WHAT IS NEEDED:
Render the records from the start through the line containing "reactor L2 core lines [550, 362, 554, 384]" as a Markdown table with the columns Row and Entry. Each line gets a row number, and blank lines are left out.

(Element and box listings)
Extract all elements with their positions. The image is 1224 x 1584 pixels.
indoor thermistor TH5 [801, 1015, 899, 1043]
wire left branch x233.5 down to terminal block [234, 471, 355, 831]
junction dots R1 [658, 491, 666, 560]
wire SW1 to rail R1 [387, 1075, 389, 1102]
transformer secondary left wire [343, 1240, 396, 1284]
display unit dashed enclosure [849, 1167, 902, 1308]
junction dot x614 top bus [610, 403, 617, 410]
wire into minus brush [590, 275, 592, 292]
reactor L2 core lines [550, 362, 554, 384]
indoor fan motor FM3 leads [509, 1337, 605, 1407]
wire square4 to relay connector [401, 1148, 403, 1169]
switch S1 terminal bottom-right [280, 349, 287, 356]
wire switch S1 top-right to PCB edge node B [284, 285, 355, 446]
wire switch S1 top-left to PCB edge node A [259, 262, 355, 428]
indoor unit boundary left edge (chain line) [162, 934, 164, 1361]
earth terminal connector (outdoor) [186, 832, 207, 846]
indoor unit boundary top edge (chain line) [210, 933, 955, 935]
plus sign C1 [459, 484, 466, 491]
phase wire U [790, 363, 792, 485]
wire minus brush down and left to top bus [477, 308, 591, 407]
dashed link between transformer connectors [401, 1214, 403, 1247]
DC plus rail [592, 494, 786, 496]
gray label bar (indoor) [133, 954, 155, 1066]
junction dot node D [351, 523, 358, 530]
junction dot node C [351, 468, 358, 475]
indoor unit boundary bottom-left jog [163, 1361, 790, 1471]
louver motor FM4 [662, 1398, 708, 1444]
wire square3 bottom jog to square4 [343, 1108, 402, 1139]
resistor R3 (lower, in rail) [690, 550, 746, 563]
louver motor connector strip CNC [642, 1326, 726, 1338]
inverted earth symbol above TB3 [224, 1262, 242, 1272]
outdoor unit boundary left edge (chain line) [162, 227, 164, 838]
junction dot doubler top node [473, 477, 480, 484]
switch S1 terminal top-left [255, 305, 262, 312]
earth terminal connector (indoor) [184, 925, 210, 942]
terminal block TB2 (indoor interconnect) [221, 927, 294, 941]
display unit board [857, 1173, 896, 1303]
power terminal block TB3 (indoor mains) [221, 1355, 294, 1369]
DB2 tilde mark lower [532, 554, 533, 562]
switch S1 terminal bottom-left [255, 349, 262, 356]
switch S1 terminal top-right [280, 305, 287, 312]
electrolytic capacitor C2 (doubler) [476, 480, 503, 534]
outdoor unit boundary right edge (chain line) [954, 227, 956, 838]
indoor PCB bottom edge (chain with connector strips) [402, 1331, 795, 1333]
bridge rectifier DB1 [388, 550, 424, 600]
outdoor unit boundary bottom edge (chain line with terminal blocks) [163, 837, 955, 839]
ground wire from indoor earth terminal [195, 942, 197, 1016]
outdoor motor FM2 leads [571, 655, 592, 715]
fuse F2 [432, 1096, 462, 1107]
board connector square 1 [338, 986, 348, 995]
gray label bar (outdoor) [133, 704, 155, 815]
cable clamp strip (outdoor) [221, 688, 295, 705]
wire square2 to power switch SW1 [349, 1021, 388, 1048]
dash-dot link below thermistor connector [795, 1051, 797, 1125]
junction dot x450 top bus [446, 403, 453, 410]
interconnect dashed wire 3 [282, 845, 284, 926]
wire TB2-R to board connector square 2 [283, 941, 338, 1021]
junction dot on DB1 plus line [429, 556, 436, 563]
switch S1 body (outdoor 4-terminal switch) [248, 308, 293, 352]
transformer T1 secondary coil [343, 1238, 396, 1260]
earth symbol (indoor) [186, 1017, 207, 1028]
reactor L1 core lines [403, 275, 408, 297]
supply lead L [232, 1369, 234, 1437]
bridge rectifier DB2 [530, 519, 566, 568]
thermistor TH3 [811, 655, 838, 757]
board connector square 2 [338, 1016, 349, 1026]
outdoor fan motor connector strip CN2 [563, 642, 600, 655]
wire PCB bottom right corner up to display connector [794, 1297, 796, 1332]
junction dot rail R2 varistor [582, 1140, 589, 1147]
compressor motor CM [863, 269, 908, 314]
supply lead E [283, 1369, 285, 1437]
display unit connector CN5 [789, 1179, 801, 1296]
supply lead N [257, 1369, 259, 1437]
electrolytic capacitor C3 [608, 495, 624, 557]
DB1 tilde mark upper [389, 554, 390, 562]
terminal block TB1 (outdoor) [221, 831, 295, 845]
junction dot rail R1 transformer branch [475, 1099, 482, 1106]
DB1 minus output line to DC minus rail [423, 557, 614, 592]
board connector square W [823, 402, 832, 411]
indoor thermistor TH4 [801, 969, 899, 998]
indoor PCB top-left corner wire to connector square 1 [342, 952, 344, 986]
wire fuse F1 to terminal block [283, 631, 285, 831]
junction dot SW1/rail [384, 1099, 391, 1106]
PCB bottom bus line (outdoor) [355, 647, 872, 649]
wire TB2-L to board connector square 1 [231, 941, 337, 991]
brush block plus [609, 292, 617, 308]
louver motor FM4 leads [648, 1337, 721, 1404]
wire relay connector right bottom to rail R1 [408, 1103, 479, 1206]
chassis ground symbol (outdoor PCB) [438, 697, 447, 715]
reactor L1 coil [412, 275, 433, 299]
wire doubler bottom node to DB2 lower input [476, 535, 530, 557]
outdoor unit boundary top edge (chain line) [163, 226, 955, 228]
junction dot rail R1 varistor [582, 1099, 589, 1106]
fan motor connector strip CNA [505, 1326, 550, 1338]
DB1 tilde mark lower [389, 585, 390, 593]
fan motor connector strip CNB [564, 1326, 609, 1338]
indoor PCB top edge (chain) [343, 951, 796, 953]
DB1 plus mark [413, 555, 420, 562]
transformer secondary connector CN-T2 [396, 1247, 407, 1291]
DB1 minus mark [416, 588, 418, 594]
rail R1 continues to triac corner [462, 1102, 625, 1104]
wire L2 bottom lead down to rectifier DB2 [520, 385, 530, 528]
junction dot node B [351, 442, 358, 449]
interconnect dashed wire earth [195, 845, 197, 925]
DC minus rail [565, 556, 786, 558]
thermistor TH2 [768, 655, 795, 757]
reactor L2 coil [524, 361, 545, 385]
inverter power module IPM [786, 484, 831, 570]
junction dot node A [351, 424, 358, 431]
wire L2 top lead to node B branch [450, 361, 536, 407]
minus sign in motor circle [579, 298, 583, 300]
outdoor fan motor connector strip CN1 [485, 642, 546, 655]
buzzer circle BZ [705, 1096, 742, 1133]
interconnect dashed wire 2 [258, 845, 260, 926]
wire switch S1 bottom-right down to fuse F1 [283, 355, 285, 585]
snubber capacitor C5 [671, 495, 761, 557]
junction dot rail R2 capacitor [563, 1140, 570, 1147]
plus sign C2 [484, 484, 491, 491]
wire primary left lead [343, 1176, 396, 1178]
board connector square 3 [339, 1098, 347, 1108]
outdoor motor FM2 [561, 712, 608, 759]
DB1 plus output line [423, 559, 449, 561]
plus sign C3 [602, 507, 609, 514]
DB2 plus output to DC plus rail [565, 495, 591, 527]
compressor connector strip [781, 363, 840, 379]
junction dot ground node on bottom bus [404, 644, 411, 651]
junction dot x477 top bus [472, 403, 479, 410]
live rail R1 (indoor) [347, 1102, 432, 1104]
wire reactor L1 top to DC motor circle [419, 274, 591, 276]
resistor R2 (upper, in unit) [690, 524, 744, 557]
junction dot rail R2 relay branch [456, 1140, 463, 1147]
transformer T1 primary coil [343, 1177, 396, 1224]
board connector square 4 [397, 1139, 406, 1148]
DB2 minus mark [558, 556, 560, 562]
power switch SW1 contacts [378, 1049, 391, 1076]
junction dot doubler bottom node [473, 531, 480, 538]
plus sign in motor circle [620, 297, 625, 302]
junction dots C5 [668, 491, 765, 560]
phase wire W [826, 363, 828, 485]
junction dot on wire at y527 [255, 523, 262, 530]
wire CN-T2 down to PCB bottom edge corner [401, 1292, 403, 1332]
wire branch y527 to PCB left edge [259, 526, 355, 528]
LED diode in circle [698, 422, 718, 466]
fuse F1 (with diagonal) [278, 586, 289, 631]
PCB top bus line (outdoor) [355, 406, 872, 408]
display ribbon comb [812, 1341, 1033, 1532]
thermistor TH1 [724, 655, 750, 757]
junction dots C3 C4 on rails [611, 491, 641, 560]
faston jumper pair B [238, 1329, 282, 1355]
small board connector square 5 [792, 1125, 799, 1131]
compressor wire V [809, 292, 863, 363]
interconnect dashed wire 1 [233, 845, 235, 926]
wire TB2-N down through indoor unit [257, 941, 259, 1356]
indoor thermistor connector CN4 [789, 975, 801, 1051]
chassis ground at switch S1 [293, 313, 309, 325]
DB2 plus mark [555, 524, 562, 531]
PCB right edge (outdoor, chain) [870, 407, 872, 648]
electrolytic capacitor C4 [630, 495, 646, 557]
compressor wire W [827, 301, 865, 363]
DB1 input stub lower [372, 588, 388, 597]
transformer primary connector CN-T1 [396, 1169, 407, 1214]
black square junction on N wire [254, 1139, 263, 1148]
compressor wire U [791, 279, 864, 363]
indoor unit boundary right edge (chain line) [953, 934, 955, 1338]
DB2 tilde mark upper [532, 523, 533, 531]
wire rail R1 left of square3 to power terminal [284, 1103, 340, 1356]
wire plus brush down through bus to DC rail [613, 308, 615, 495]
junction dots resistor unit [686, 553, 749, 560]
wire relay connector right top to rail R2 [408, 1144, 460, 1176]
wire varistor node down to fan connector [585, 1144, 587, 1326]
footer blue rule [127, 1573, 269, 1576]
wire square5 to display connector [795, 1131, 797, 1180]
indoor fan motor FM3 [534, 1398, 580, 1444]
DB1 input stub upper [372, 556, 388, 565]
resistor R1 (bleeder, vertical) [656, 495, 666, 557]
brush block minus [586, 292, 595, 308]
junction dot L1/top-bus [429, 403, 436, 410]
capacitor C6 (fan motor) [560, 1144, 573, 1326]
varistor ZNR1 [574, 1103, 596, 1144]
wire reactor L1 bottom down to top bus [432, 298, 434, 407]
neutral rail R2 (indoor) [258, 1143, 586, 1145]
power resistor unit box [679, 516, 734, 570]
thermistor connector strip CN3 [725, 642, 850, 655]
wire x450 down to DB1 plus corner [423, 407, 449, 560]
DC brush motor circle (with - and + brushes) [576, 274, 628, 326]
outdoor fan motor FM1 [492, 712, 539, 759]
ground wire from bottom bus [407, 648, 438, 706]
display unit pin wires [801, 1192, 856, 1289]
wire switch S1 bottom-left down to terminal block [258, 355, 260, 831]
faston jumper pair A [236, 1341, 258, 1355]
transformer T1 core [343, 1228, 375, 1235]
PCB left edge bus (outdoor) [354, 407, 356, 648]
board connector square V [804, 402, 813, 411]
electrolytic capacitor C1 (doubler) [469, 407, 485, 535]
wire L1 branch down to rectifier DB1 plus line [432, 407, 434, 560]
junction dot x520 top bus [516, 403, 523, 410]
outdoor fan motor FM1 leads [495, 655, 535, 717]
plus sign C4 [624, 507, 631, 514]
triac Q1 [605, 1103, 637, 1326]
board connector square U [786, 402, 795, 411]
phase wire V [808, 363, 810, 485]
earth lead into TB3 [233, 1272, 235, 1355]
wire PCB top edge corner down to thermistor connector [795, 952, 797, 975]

ANSWER FOR THIS EXERCISE:
| Row | Entry |
|---|---|
| 1 | Extract all elements with their positions. The image is 1224 x 1584 pixels. |
| 2 | indoor thermistor TH5 [801, 1015, 899, 1043] |
| 3 | wire left branch x233.5 down to terminal block [234, 471, 355, 831] |
| 4 | junction dots R1 [658, 491, 666, 560] |
| 5 | wire SW1 to rail R1 [387, 1075, 389, 1102] |
| 6 | transformer secondary left wire [343, 1240, 396, 1284] |
| 7 | display unit dashed enclosure [849, 1167, 902, 1308] |
| 8 | junction dot x614 top bus [610, 403, 617, 410] |
| 9 | wire into minus brush [590, 275, 592, 292] |
| 10 | reactor L2 core lines [550, 362, 554, 384] |